# Task prompt
Below is a block of records; return all of them exactly, but without the images.

# Data lines
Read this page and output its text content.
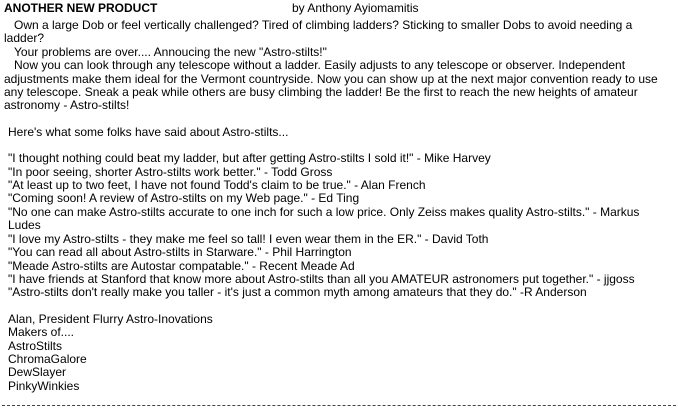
ANOTHER NEW PRODUCT	by Anthony Ayiomamitis

Own a large Dob or feel vertically challenged? Tired of climbing ladders? Sticking to smaller Dobs to avoid needing a ladder?

Your problems are over.... Annoucing the new "Astro-stilts!"

Now you can look through any telescope without a ladder. Easily adjusts to any telescope or observer. Independent adjustments make them ideal for the Vermont countryside. Now you can show up at the next major convention ready to use any telescope. Sneak a peak while others are busy climbing the ladder! Be the first to reach the new heights of amateur astronomy - Astro-stilts!

Here's what some folks have said about Astro-stilts...
"I thought nothing could beat my ladder, but after getting Astro-stilts I sold it!" - Mike Harvey
"In poor seeing, shorter Astro-stilts work better." - Todd Gross
"At least up to two feet, I have not found Todd's claim to be true." - Alan French
"Coming soon! A review of Astro-stilts on my Web page." - Ed Ting
"No one can make Astro-stilts accurate to one inch for such a low price. Only Zeiss makes quality Astro-stilts." - Markus Ludes
"I love my Astro-stilts - they make me feel so tall! I even wear them in the ER." - David Toth
"You can read all about Astro-stilts in Starware." - Phil Harrington
"Meade Astro-stilts are Autostar compatable." - Recent Meade Ad
"I have friends at Stanford that know more about Astro-stilts than all you AMATEUR astronomers put together." - jjgoss
"Astro-stilts don't really make you taller - it's just a common myth among amateurs that they do." -R Anderson
Alan, President Flurry Astro-Inovations
Makers of....
AstroStilts
ChromaGalore
DewSlayer
PinkyWinkies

# Response for this exercise
Read this page and output its text content.
ANOTHER NEW PRODUCT	by Anthony Ayiomamitis

Own a large Dob or feel vertically challenged? Tired of climbing ladders? Sticking to smaller Dobs to avoid needing a ladder?

Your problems are over.... Annoucing the new "Astro-stilts!"

Now you can look through any telescope without a ladder. Easily adjusts to any telescope or observer. Independent adjustments make them ideal for the Vermont countryside. Now you can show up at the next major convention ready to use any telescope. Sneak a peak while others are busy climbing the ladder! Be the first to reach the new heights of amateur astronomy - Astro-stilts!

Here's what some folks have said about Astro-stilts...
"I thought nothing could beat my ladder, but after getting Astro-stilts I sold it!" - Mike Harvey
"In poor seeing, shorter Astro-stilts work better." - Todd Gross
"At least up to two feet, I have not found Todd's claim to be true." - Alan French
"Coming soon! A review of Astro-stilts on my Web page." - Ed Ting
"No one can make Astro-stilts accurate to one inch for such a low price. Only Zeiss makes quality Astro-stilts." - Markus Ludes
"I love my Astro-stilts - they make me feel so tall! I even wear them in the ER." - David Toth
"You can read all about Astro-stilts in Starware." - Phil Harrington
"Meade Astro-stilts are Autostar compatable." - Recent Meade Ad
"I have friends at Stanford that know more about Astro-stilts than all you AMATEUR astronomers put together." - jjgoss
"Astro-stilts don't really make you taller - it's just a common myth among amateurs that they do." -R Anderson
Alan, President Flurry Astro-Inovations
Makers of....
AstroStilts
ChromaGalore
DewSlayer
PinkyWinkies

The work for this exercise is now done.